__TEXTE CITÉ__:
Hyperactif, celui qui est d'abord connu pour être le leader du groupe Blur est aussi un homme épuisé en ce matin de mars, au moment d'assurer la promotion du disque. Il est arrivé la veille de New York et la nuit a été manifestement courte et festive.

«Vous serez morts!»

Peinant à approfondir le propos de Humanz, cet opus très riche musicalement où, sous le chaos, perce une ambiance à la Ennio Morricone, il se ressaisit soudainement dès lors qu'il s'agit d'évoquer le Brexit.

«Vous ne pouvez pas imaginer à quel point c'est déprimant de devoir sortir de l'Europe. J'ai du mal à canaliser ma colère. Les gens qui ont voté pour le Brexit sont comme ceux qui en Amérique ont voté pour Trump: ils n'ont certainement jamais fait leurs valises un jour. Ils sont aveugles, ils pensent que fermer les frontières et devenir nationaliste est une bonne idée», peste-t-il.

__OBJECTIF__:
Prolongez le texte cité sur le leader de Blur face au Brexit, en reprenant juste après sa dernière phrase. Le listing provient d'une autre source que ce texte.

__JEU DE DONNÉES__:

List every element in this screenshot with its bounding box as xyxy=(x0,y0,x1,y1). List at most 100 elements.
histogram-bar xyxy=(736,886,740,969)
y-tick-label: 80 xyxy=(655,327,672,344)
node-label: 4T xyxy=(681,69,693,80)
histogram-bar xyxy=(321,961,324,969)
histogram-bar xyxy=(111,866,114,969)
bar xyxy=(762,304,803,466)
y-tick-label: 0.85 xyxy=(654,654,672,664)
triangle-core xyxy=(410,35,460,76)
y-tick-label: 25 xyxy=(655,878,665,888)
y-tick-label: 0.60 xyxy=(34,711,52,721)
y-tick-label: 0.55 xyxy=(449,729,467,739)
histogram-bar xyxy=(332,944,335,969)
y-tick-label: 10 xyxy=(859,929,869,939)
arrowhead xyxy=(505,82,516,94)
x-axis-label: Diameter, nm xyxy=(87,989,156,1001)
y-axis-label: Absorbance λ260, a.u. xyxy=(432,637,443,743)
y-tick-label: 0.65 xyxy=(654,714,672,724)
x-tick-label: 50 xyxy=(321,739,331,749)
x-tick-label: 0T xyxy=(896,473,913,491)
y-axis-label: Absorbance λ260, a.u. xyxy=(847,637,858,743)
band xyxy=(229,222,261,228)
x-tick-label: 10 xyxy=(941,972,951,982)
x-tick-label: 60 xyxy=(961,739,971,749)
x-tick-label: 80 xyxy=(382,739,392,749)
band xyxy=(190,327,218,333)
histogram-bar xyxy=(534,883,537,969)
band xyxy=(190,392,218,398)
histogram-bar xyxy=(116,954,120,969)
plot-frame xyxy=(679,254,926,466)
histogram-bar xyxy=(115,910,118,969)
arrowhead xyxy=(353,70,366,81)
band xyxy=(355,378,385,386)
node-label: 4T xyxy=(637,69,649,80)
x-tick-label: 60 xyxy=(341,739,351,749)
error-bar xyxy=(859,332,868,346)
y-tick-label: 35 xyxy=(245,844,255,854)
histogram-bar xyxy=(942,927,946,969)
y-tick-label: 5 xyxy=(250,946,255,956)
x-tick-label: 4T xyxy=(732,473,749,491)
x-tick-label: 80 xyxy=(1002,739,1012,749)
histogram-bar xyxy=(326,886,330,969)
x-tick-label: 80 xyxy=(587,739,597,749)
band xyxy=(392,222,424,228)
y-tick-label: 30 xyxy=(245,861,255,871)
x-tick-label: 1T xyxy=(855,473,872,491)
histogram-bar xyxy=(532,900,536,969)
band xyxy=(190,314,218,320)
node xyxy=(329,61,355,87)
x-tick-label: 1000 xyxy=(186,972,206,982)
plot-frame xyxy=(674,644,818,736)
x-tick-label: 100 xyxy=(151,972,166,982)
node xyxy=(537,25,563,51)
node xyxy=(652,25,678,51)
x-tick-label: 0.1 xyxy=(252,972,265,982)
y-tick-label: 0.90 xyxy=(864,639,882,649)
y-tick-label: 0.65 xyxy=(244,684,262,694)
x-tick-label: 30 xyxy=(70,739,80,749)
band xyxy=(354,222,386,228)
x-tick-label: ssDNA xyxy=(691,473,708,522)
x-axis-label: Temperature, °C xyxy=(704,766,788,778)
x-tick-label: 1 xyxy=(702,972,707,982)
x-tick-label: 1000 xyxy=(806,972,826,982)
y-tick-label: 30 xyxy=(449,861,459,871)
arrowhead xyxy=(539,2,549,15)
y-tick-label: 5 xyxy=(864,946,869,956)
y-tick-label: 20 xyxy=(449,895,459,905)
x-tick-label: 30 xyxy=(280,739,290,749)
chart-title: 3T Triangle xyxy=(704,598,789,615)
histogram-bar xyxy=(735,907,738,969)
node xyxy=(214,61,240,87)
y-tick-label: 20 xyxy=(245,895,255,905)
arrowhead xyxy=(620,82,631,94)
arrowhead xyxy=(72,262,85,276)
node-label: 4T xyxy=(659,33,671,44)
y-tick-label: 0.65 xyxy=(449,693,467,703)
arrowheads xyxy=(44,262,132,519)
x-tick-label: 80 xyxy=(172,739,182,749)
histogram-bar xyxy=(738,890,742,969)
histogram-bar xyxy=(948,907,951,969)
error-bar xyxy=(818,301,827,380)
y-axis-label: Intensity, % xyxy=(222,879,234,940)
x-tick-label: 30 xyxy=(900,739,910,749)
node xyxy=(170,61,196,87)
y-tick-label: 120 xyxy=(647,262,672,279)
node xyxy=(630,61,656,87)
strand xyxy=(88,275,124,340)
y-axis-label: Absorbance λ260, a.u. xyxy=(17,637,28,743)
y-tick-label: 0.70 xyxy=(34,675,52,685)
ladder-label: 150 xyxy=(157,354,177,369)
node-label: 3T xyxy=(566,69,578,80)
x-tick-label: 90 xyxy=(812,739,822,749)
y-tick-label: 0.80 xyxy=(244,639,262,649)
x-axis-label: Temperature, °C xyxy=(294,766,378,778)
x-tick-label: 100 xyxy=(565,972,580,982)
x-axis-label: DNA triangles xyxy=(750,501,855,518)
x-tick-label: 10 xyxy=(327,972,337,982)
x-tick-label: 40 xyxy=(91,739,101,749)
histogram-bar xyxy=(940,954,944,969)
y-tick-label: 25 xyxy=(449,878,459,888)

__RÉPONSE__:
«Je ne veux pas que les prochaines générations grandissent en ayant moins accès au monde. On est déjà une île! Une petite île! Et à ce titre on se doit d'être ouvert sur le monde. Nous ne pouvons pas nous refermer sur nous-mêmes. Ce vote est le vote des personnes âgées! Mais que proposez-vous à vos grands enfants? Vous serez morts dans dix ans! Morts! Vous n'auriez même pas dû voter!», s'emporte-t-il.

La colère retombée, le regard vide de Damon Albarn se pose sur une assiette qui vient de lui être servie. Dedans, deux oeufs mollets, entourés de tranches de saumon fumé, sur un lit de roquette.

«Je n'ai jamais vu des oeufs présentés comme ça, dit-il. C'est assez... artistique comme présentation. On dirait un truc de science-fiction. J'aurais plutôt dû imaginer quelque chose comme ça...»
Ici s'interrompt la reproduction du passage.